▶ **DIRECTIVE**: Reproduce all the entries precisely.

▶ **INPUT MATERIAL**:

+++++

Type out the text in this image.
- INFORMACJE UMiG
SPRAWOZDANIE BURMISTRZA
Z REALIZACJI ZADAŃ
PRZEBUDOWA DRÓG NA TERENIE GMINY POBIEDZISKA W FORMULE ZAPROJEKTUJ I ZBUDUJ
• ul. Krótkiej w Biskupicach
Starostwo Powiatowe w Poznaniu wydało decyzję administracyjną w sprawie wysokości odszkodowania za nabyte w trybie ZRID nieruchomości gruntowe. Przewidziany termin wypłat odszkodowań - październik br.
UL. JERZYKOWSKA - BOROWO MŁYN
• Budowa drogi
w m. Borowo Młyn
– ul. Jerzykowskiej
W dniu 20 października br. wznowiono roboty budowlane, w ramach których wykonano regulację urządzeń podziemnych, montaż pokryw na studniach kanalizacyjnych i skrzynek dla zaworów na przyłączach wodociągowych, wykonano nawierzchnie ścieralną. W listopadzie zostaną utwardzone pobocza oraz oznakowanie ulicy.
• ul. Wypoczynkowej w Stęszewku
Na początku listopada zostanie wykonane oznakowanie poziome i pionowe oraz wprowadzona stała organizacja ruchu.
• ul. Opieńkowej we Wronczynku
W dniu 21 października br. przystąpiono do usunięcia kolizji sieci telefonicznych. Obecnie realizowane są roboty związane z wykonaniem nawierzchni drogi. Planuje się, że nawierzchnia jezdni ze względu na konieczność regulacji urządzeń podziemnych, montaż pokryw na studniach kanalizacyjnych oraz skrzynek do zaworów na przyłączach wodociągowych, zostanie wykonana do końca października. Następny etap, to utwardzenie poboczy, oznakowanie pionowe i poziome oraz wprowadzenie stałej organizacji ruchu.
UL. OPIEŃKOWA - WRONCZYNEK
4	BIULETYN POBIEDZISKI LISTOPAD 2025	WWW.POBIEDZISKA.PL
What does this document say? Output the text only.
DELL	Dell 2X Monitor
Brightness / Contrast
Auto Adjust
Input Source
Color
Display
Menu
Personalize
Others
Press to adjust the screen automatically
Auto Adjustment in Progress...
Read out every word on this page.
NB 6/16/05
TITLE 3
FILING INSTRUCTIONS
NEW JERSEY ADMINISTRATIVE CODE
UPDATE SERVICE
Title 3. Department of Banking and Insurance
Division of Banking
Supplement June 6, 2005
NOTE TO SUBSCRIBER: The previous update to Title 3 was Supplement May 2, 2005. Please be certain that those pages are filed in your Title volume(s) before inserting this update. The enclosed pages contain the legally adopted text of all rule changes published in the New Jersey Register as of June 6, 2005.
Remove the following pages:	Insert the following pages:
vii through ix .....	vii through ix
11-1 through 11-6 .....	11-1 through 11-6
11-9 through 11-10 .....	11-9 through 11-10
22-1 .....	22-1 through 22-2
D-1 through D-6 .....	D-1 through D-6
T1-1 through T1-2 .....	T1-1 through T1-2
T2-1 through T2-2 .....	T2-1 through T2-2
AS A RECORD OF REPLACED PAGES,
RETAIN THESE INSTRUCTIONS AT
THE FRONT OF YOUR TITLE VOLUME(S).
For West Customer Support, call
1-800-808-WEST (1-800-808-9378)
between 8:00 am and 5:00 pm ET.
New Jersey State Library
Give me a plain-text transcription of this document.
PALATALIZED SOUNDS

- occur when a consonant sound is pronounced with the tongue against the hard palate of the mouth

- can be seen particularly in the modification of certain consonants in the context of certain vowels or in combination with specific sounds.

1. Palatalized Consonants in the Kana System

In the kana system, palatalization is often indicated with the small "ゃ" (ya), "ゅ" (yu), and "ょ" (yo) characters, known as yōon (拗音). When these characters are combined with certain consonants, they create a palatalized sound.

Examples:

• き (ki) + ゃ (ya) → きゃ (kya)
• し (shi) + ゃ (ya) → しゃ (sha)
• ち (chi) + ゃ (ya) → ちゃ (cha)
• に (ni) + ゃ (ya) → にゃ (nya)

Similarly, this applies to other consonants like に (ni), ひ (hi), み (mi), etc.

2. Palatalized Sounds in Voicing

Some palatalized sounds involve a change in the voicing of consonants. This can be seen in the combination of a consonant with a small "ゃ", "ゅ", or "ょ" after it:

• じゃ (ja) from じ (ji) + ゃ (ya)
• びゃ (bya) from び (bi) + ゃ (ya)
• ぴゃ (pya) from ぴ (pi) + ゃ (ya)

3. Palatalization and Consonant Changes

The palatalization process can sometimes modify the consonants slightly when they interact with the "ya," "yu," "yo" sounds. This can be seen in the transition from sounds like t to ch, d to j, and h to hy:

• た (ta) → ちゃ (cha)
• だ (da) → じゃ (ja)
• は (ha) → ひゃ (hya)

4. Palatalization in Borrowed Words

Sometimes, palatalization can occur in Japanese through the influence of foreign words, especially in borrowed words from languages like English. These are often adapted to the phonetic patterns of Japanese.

+++++

▶ **FULL SOLUTION**:
Type out the text in this image.
- INFORMACJE UMiG
SPRAWOZDANIE BURMISTRZA
Z REALIZACJI ZADAŃ
PRZEBUDOWA DRÓG NA TERENIE GMINY POBIEDZISKA W FORMULE ZAPROJEKTUJ I ZBUDUJ
• ul. Krótkiej w Biskupicach
Starostwo Powiatowe w Poznaniu wydało decyzję administracyjną w sprawie wysokości odszkodowania za nabyte w trybie ZRID nieruchomości gruntowe. Przewidziany termin wypłat odszkodowań - październik br.
UL. JERZYKOWSKA - BOROWO MŁYN
• Budowa drogi
w m. Borowo Młyn
– ul. Jerzykowskiej
W dniu 20 października br. wznowiono roboty budowlane, w ramach których wykonano regulację urządzeń podziemnych, montaż pokryw na studniach kanalizacyjnych i skrzynek dla zaworów na przyłączach wodociągowych, wykonano nawierzchnie ścieralną. W listopadzie zostaną utwardzone pobocza oraz oznakowanie ulicy.
• ul. Wypoczynkowej w Stęszewku
Na początku listopada zostanie wykonane oznakowanie poziome i pionowe oraz wprowadzona stała organizacja ruchu.
• ul. Opieńkowej we Wronczynku
W dniu 21 października br. przystąpiono do usunięcia kolizji sieci telefonicznych. Obecnie realizowane są roboty związane z wykonaniem nawierzchni drogi. Planuje się, że nawierzchnia jezdni ze względu na konieczność regulacji urządzeń podziemnych, montaż pokryw na studniach kanalizacyjnych oraz skrzynek do zaworów na przyłączach wodociągowych, zostanie wykonana do końca października. Następny etap, to utwardzenie poboczy, oznakowanie pionowe i poziome oraz wprowadzenie stałej organizacji ruchu.
UL. OPIEŃKOWA - WRONCZYNEK
4	BIULETYN POBIEDZISKI LISTOPAD 2025	WWW.POBIEDZISKA.PL
What does this document say? Output the text only.
DELL	Dell 2X Monitor
Brightness / Contrast
Auto Adjust
Input Source
Color
Display
Menu
Personalize
Others
Press to adjust the screen automatically
Auto Adjustment in Progress...
Read out every word on this page.
NB 6/16/05
TITLE 3
FILING INSTRUCTIONS
NEW JERSEY ADMINISTRATIVE CODE
UPDATE SERVICE
Title 3. Department of Banking and Insurance
Division of Banking
Supplement June 6, 2005
NOTE TO SUBSCRIBER: The previous update to Title 3 was Supplement May 2, 2005. Please be certain that those pages are filed in your Title volume(s) before inserting this update. The enclosed pages contain the legally adopted text of all rule changes published in the New Jersey Register as of June 6, 2005.
Remove the following pages:	Insert the following pages:
vii through ix .....	vii through ix
11-1 through 11-6 .....	11-1 through 11-6
11-9 through 11-10 .....	11-9 through 11-10
22-1 .....	22-1 through 22-2
D-1 through D-6 .....	D-1 through D-6
T1-1 through T1-2 .....	T1-1 through T1-2
T2-1 through T2-2 .....	T2-1 through T2-2
AS A RECORD OF REPLACED PAGES,
RETAIN THESE INSTRUCTIONS AT
THE FRONT OF YOUR TITLE VOLUME(S).
For West Customer Support, call
1-800-808-WEST (1-800-808-9378)
between 8:00 am and 5:00 pm ET.
New Jersey State Library
Give me a plain-text transcription of this document.
PALATALIZED SOUNDS

- occur when a consonant sound is pronounced with the tongue against the hard palate of the mouth

- can be seen particularly in the modification of certain consonants in the context of certain vowels or in combination with specific sounds.

1. Palatalized Consonants in the Kana System

In the kana system, palatalization is often indicated with the small "ゃ" (ya), "ゅ" (yu), and "ょ" (yo) characters, known as yōon (拗音). When these characters are combined with certain consonants, they create a palatalized sound.

Examples:

• き (ki) + ゃ (ya) → きゃ (kya)
• し (shi) + ゃ (ya) → しゃ (sha)
• ち (chi) + ゃ (ya) → ちゃ (cha)
• に (ni) + ゃ (ya) → にゃ (nya)

Similarly, this applies to other consonants like に (ni), ひ (hi), み (mi), etc.

2. Palatalized Sounds in Voicing

Some palatalized sounds involve a change in the voicing of consonants. This can be seen in the combination of a consonant with a small "ゃ", "ゅ", or "ょ" after it:

• じゃ (ja) from じ (ji) + ゃ (ya)
• びゃ (bya) from び (bi) + ゃ (ya)
• ぴゃ (pya) from ぴ (pi) + ゃ (ya)

3. Palatalization and Consonant Changes

The palatalization process can sometimes modify the consonants slightly when they interact with the "ya," "yu," "yo" sounds. This can be seen in the transition from sounds like t to ch, d to j, and h to hy:

• た (ta) → ちゃ (cha)
• だ (da) → じゃ (ja)
• は (ha) → ひゃ (hya)

4. Palatalization in Borrowed Words

Sometimes, palatalization can occur in Japanese through the influence of foreign words, especially in borrowed words from languages like English. These are often adapted to the phonetic patterns of Japanese.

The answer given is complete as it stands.